Le permis de construire valant division, prévu à l'article R. 431-24 du code de l'urbanisme, permet de construire plusieurs bâtiments sur un même terrain destiné à être divisé en propriété ou en jouissance avant l'achèvement de l'ensemble. Concrètement, on dépose un seul permis qui autorise à la fois les constructions et la division foncière qui les accompagnera. On évite le double circuit permis d'aménager puis permis de construire successifs, et on traite l'opération comme un projet architectural cohérent plutôt que comme un simple découpage de terrain suivi de constructions improvisées lot par lot.
L'intérêt est double. D'abord le temps : un seul dossier, une seule instruction, un seul calendrier au lieu de deux procédures empilées. Ensuite la cohérence : l'implantation des bâtiments, les accès, le stationnement, la gestion des eaux pluviales et les vues sont pensés à l'échelle de l'ensemble, ce qui évite les conflits de voisinage et les recours qui naissent presque toujours d'un découpage fait avant d'avoir réfléchi à ce qu'on allait y bâtir. C'est exactement le terrain où un architecte apporte une valeur qu'aucun autre intervenant ne peut produire : la conception spatiale conditionne directement la divisibilité.

→ Tâche assignée 1:
Traduisez en anglais, s'il vous plaît, cette phrase du texte sur le permis de construire valant division : « Concrètement, on dépose un seul permis qui autorise à la fois les constructions et la division foncière qui les accompagnera. »
→ Tâche assignée 2:
Prolongez le texte sur le permis de construire valant division à la suite de sa dernière phrase.
Les lignes forment un matériau indépendant du texte fourni.

→ Données disponibles:
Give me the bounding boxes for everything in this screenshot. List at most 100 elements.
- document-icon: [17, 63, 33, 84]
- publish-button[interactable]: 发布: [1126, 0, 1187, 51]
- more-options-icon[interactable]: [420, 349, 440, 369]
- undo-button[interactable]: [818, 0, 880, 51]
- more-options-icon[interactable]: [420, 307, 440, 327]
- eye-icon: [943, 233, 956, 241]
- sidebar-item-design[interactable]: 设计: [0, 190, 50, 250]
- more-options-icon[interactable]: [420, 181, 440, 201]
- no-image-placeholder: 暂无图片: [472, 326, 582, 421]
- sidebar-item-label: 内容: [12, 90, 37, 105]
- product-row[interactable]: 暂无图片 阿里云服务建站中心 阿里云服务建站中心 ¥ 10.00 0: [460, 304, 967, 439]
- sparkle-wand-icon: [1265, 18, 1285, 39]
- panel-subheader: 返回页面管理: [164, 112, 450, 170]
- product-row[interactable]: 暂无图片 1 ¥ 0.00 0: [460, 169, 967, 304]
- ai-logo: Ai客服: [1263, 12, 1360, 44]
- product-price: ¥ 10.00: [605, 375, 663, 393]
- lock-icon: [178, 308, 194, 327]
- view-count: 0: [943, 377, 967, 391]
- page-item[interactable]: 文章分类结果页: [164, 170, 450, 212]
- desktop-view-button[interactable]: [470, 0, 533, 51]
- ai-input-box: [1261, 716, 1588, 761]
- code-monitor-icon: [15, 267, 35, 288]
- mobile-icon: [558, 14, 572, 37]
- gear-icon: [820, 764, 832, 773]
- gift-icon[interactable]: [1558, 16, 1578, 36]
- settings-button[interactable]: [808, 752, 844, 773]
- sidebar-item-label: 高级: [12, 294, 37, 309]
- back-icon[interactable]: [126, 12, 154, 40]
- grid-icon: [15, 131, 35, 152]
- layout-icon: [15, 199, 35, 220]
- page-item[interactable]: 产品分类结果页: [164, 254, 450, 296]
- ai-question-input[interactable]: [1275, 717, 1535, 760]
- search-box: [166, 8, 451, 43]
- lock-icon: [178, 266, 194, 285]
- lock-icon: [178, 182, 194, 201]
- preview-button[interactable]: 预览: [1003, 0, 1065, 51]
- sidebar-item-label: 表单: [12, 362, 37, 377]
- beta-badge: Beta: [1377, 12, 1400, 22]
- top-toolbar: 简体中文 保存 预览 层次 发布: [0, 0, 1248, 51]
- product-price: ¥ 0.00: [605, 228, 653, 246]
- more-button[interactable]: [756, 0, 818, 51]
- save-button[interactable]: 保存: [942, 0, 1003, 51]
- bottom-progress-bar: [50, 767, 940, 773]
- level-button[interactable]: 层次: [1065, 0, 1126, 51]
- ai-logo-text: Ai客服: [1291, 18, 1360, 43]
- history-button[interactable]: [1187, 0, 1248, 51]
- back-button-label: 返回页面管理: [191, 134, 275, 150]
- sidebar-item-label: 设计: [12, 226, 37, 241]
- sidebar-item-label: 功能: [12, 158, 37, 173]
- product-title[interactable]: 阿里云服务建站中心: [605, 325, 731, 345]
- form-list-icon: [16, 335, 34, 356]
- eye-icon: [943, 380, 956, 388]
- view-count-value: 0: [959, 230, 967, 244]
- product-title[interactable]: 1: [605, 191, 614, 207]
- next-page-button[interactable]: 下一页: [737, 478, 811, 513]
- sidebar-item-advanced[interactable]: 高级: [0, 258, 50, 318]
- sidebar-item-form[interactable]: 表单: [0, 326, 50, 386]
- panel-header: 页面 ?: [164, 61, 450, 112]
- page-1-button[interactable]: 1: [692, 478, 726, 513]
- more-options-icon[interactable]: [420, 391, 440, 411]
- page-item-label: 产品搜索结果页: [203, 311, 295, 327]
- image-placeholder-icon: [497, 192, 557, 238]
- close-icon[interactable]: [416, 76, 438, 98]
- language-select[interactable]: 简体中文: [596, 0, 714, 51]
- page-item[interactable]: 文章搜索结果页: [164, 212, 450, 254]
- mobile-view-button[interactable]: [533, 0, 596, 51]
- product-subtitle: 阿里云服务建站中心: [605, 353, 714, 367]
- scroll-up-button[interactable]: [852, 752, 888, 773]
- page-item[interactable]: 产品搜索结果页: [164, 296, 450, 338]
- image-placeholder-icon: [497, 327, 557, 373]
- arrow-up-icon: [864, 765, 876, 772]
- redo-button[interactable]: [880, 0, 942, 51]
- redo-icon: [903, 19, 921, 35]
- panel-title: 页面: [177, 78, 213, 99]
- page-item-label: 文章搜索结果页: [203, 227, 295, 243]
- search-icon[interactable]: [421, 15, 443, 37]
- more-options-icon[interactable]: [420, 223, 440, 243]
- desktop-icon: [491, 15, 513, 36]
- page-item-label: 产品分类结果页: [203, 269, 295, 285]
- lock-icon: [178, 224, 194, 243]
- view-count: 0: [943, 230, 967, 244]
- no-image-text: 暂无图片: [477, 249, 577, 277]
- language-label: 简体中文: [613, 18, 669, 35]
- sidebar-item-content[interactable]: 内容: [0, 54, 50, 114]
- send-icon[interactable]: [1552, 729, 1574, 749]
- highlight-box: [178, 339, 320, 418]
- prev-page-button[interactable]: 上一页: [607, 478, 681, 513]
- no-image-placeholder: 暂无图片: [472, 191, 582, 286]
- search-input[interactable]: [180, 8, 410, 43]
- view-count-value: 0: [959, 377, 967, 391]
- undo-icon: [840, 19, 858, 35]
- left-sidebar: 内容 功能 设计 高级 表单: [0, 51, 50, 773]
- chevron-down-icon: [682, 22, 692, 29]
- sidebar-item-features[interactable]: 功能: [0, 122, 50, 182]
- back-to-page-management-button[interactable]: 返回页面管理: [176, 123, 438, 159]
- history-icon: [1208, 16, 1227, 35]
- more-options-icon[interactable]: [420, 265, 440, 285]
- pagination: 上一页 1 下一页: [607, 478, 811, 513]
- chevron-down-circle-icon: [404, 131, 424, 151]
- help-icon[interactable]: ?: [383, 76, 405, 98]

→ Résultat 1:
In practice, a single permit is filed that authorizes both the buildings and the land division that will accompany them.

→ Résultat 2:
Le PCVD impose un plan de division joint au dossier, qui montre comment le terrain sera redécoupé une fois les bâtiments réalisés. Ce plan engage : il doit être compatible avec le règlement du PLU pour chaque future parcelle, garantir un accès suffisant à chaque lot et anticiper les servitudes de réseau. Une erreur fréquente consiste à dessiner des lots qui fonctionnent sur le papier mais ne respectent plus, individuellement, les règles de retrait, d'emprise au sol ou de places de stationnement une fois isolés. Le dossier passe alors l'instruction du permis mais bloque à la revente, ou pire, fragilise les futurs propriétaires.
Pour un projet de deux à plusieurs maisons sur un grand terrain, ou pour densifier une parcelle déjà bâtie sans passer par le lourd circuit du lotissement, le PCVD est souvent le montage le plus rapide et le plus sûr. Encore faut-il que celui qui le dépose sache aligner conception, règlement d'urbanisme et logique de division dans un même geste. C'est le cœur de notre intervention.